◆ STATED PROBLEM:
Reproduce the entries exactly.

◇ ◇ ◇ ◇ ◇

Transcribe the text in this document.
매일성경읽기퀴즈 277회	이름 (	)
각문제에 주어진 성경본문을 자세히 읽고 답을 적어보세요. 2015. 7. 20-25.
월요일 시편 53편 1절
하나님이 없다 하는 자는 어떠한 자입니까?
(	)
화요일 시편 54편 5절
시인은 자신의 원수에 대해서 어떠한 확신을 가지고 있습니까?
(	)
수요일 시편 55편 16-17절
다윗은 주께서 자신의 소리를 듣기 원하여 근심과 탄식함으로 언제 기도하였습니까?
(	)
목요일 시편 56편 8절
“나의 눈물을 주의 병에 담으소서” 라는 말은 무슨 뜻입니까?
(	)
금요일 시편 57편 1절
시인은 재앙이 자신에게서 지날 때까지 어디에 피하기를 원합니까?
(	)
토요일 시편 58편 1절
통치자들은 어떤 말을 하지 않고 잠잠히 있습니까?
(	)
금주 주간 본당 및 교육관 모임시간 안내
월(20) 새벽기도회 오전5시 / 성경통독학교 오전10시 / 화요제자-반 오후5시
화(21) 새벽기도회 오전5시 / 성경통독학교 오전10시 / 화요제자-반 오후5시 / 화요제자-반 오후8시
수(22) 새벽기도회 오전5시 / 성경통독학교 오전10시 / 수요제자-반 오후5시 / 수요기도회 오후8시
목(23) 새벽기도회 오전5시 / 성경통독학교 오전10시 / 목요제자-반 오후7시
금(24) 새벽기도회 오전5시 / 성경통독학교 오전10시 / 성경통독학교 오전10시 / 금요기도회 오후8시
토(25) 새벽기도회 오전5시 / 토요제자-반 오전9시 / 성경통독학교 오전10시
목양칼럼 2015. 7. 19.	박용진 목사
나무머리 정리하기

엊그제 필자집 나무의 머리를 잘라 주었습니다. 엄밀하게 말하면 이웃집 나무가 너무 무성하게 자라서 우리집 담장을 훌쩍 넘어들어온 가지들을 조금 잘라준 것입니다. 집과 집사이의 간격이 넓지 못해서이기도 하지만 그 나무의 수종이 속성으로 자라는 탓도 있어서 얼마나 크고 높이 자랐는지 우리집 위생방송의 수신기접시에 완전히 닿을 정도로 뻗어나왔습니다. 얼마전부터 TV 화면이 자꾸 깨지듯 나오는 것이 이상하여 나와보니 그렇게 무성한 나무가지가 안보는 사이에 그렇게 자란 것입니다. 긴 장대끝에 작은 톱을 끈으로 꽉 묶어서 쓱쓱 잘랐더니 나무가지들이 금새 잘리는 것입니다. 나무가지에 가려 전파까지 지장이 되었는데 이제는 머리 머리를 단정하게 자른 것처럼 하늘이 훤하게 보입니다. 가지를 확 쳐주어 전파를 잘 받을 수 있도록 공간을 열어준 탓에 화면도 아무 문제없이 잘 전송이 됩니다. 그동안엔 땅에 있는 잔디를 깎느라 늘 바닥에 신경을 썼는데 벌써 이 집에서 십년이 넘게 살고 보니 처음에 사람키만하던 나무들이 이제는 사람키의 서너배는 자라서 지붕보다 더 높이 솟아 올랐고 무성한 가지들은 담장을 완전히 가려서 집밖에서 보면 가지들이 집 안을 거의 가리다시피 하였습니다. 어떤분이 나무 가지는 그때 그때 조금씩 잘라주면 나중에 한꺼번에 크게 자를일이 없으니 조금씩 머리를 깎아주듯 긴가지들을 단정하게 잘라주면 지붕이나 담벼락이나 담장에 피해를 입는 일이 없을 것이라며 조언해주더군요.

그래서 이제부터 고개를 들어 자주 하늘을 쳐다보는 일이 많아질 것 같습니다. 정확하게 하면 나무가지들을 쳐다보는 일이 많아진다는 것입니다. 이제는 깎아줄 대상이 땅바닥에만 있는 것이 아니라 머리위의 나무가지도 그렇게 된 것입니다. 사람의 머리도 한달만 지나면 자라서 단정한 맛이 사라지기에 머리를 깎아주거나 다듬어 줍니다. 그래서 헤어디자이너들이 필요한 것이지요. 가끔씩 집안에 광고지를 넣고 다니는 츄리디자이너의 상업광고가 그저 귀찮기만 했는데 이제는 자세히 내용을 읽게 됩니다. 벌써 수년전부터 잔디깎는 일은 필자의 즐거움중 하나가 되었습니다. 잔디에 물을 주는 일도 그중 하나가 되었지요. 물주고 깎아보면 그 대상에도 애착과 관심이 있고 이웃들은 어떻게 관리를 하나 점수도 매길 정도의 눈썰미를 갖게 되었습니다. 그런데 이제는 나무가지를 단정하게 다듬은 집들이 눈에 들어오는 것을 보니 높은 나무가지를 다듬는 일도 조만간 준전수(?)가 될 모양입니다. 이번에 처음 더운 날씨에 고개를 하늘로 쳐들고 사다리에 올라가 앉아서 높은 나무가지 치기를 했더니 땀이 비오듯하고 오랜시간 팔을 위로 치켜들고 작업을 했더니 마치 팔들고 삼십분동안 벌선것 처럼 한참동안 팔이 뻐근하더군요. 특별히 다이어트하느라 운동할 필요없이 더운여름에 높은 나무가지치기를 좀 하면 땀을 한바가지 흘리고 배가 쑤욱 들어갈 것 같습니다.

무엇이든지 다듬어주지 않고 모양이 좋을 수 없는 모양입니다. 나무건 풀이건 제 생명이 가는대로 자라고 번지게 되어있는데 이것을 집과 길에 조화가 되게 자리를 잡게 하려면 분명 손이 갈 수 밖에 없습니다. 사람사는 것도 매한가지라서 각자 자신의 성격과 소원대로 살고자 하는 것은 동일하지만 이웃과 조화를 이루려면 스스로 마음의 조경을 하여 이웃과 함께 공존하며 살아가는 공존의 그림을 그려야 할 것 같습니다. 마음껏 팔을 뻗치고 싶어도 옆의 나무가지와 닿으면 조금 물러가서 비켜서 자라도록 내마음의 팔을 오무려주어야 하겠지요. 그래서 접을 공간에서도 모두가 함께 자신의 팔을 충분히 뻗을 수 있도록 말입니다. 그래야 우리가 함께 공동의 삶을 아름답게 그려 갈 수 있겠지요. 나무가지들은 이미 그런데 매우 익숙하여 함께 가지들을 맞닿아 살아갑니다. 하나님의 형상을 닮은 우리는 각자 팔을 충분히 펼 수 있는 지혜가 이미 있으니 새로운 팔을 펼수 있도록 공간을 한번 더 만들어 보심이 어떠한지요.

◇ ◇ ◇ ◇ ◇

◆ SOLUTION BELOW:
Transcribe the text in this document.
매일성경읽기퀴즈 277회	이름 (	)
각문제에 주어진 성경본문을 자세히 읽고 답을 적어보세요. 2015. 7. 20-25.
월요일 시편 53편 1절
하나님이 없다 하는 자는 어떠한 자입니까?
(	)
화요일 시편 54편 5절
시인은 자신의 원수에 대해서 어떠한 확신을 가지고 있습니까?
(	)
수요일 시편 55편 16-17절
다윗은 주께서 자신의 소리를 듣기 원하여 근심과 탄식함으로 언제 기도하였습니까?
(	)
목요일 시편 56편 8절
“나의 눈물을 주의 병에 담으소서” 라는 말은 무슨 뜻입니까?
(	)
금요일 시편 57편 1절
시인은 재앙이 자신에게서 지날 때까지 어디에 피하기를 원합니까?
(	)
토요일 시편 58편 1절
통치자들은 어떤 말을 하지 않고 잠잠히 있습니까?
(	)
금주 주간 본당 및 교육관 모임시간 안내
월(20) 새벽기도회 오전5시 / 성경통독학교 오전10시 / 화요제자-반 오후5시
화(21) 새벽기도회 오전5시 / 성경통독학교 오전10시 / 화요제자-반 오후5시 / 화요제자-반 오후8시
수(22) 새벽기도회 오전5시 / 성경통독학교 오전10시 / 수요제자-반 오후5시 / 수요기도회 오후8시
목(23) 새벽기도회 오전5시 / 성경통독학교 오전10시 / 목요제자-반 오후7시
금(24) 새벽기도회 오전5시 / 성경통독학교 오전10시 / 성경통독학교 오전10시 / 금요기도회 오후8시
토(25) 새벽기도회 오전5시 / 토요제자-반 오전9시 / 성경통독학교 오전10시
목양칼럼 2015. 7. 19.	박용진 목사
나무머리 정리하기

엊그제 필자집 나무의 머리를 잘라 주었습니다. 엄밀하게 말하면 이웃집 나무가 너무 무성하게 자라서 우리집 담장을 훌쩍 넘어들어온 가지들을 조금 잘라준 것입니다. 집과 집사이의 간격이 넓지 못해서이기도 하지만 그 나무의 수종이 속성으로 자라는 탓도 있어서 얼마나 크고 높이 자랐는지 우리집 위생방송의 수신기접시에 완전히 닿을 정도로 뻗어나왔습니다. 얼마전부터 TV 화면이 자꾸 깨지듯 나오는 것이 이상하여 나와보니 그렇게 무성한 나무가지가 안보는 사이에 그렇게 자란 것입니다. 긴 장대끝에 작은 톱을 끈으로 꽉 묶어서 쓱쓱 잘랐더니 나무가지들이 금새 잘리는 것입니다. 나무가지에 가려 전파까지 지장이 되었는데 이제는 머리 머리를 단정하게 자른 것처럼 하늘이 훤하게 보입니다. 가지를 확 쳐주어 전파를 잘 받을 수 있도록 공간을 열어준 탓에 화면도 아무 문제없이 잘 전송이 됩니다. 그동안엔 땅에 있는 잔디를 깎느라 늘 바닥에 신경을 썼는데 벌써 이 집에서 십년이 넘게 살고 보니 처음에 사람키만하던 나무들이 이제는 사람키의 서너배는 자라서 지붕보다 더 높이 솟아 올랐고 무성한 가지들은 담장을 완전히 가려서 집밖에서 보면 가지들이 집 안을 거의 가리다시피 하였습니다. 어떤분이 나무 가지는 그때 그때 조금씩 잘라주면 나중에 한꺼번에 크게 자를일이 없으니 조금씩 머리를 깎아주듯 긴가지들을 단정하게 잘라주면 지붕이나 담벼락이나 담장에 피해를 입는 일이 없을 것이라며 조언해주더군요.

그래서 이제부터 고개를 들어 자주 하늘을 쳐다보는 일이 많아질 것 같습니다. 정확하게 하면 나무가지들을 쳐다보는 일이 많아진다는 것입니다. 이제는 깎아줄 대상이 땅바닥에만 있는 것이 아니라 머리위의 나무가지도 그렇게 된 것입니다. 사람의 머리도 한달만 지나면 자라서 단정한 맛이 사라지기에 머리를 깎아주거나 다듬어 줍니다. 그래서 헤어디자이너들이 필요한 것이지요. 가끔씩 집안에 광고지를 넣고 다니는 츄리디자이너의 상업광고가 그저 귀찮기만 했는데 이제는 자세히 내용을 읽게 됩니다. 벌써 수년전부터 잔디깎는 일은 필자의 즐거움중 하나가 되었습니다. 잔디에 물을 주는 일도 그중 하나가 되었지요. 물주고 깎아보면 그 대상에도 애착과 관심이 있고 이웃들은 어떻게 관리를 하나 점수도 매길 정도의 눈썰미를 갖게 되었습니다. 그런데 이제는 나무가지를 단정하게 다듬은 집들이 눈에 들어오는 것을 보니 높은 나무가지를 다듬는 일도 조만간 준전수(?)가 될 모양입니다. 이번에 처음 더운 날씨에 고개를 하늘로 쳐들고 사다리에 올라가 앉아서 높은 나무가지 치기를 했더니 땀이 비오듯하고 오랜시간 팔을 위로 치켜들고 작업을 했더니 마치 팔들고 삼십분동안 벌선것 처럼 한참동안 팔이 뻐근하더군요. 특별히 다이어트하느라 운동할 필요없이 더운여름에 높은 나무가지치기를 좀 하면 땀을 한바가지 흘리고 배가 쑤욱 들어갈 것 같습니다.

무엇이든지 다듬어주지 않고 모양이 좋을 수 없는 모양입니다. 나무건 풀이건 제 생명이 가는대로 자라고 번지게 되어있는데 이것을 집과 길에 조화가 되게 자리를 잡게 하려면 분명 손이 갈 수 밖에 없습니다. 사람사는 것도 매한가지라서 각자 자신의 성격과 소원대로 살고자 하는 것은 동일하지만 이웃과 조화를 이루려면 스스로 마음의 조경을 하여 이웃과 함께 공존하며 살아가는 공존의 그림을 그려야 할 것 같습니다. 마음껏 팔을 뻗치고 싶어도 옆의 나무가지와 닿으면 조금 물러가서 비켜서 자라도록 내마음의 팔을 오무려주어야 하겠지요. 그래서 접을 공간에서도 모두가 함께 자신의 팔을 충분히 뻗을 수 있도록 말입니다. 그래야 우리가 함께 공동의 삶을 아름답게 그려 갈 수 있겠지요. 나무가지들은 이미 그런데 매우 익숙하여 함께 가지들을 맞닿아 살아갑니다. 하나님의 형상을 닮은 우리는 각자 팔을 충분히 펼 수 있는 지혜가 이미 있으니 새로운 팔을 펼수 있도록 공간을 한번 더 만들어 보심이 어떠한지요.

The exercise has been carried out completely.